## Input
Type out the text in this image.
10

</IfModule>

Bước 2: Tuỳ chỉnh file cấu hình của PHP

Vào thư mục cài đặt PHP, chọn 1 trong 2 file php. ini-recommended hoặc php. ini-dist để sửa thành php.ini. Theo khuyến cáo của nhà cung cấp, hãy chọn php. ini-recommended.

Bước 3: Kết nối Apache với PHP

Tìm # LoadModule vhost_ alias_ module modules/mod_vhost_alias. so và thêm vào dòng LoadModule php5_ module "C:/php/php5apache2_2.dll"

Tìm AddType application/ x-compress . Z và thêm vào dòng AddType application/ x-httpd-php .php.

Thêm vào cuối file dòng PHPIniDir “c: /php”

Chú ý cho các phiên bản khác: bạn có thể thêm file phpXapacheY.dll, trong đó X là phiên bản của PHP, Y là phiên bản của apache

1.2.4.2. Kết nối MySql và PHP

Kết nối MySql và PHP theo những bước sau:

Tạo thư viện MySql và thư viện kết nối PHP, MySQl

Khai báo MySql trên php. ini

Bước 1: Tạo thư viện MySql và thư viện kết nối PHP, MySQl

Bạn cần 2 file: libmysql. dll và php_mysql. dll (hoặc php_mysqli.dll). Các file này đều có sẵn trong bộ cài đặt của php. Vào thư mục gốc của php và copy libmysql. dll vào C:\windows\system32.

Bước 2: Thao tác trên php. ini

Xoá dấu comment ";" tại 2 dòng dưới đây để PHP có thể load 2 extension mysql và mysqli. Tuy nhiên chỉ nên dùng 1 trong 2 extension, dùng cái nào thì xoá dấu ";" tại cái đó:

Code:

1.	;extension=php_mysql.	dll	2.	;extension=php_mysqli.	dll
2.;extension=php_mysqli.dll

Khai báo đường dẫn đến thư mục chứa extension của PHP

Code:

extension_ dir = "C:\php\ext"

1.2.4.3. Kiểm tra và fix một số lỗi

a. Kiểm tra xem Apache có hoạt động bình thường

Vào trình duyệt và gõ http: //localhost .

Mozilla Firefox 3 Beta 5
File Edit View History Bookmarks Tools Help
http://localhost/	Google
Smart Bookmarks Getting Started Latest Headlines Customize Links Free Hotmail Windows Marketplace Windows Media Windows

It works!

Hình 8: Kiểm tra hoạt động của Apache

## Problem to solve
Select and copy every line of the material that holds the string "Khai".

## The solution
Khai báo MySql trên php. ini
Khai báo đường dẫn đến thư mục chứa extension của PHP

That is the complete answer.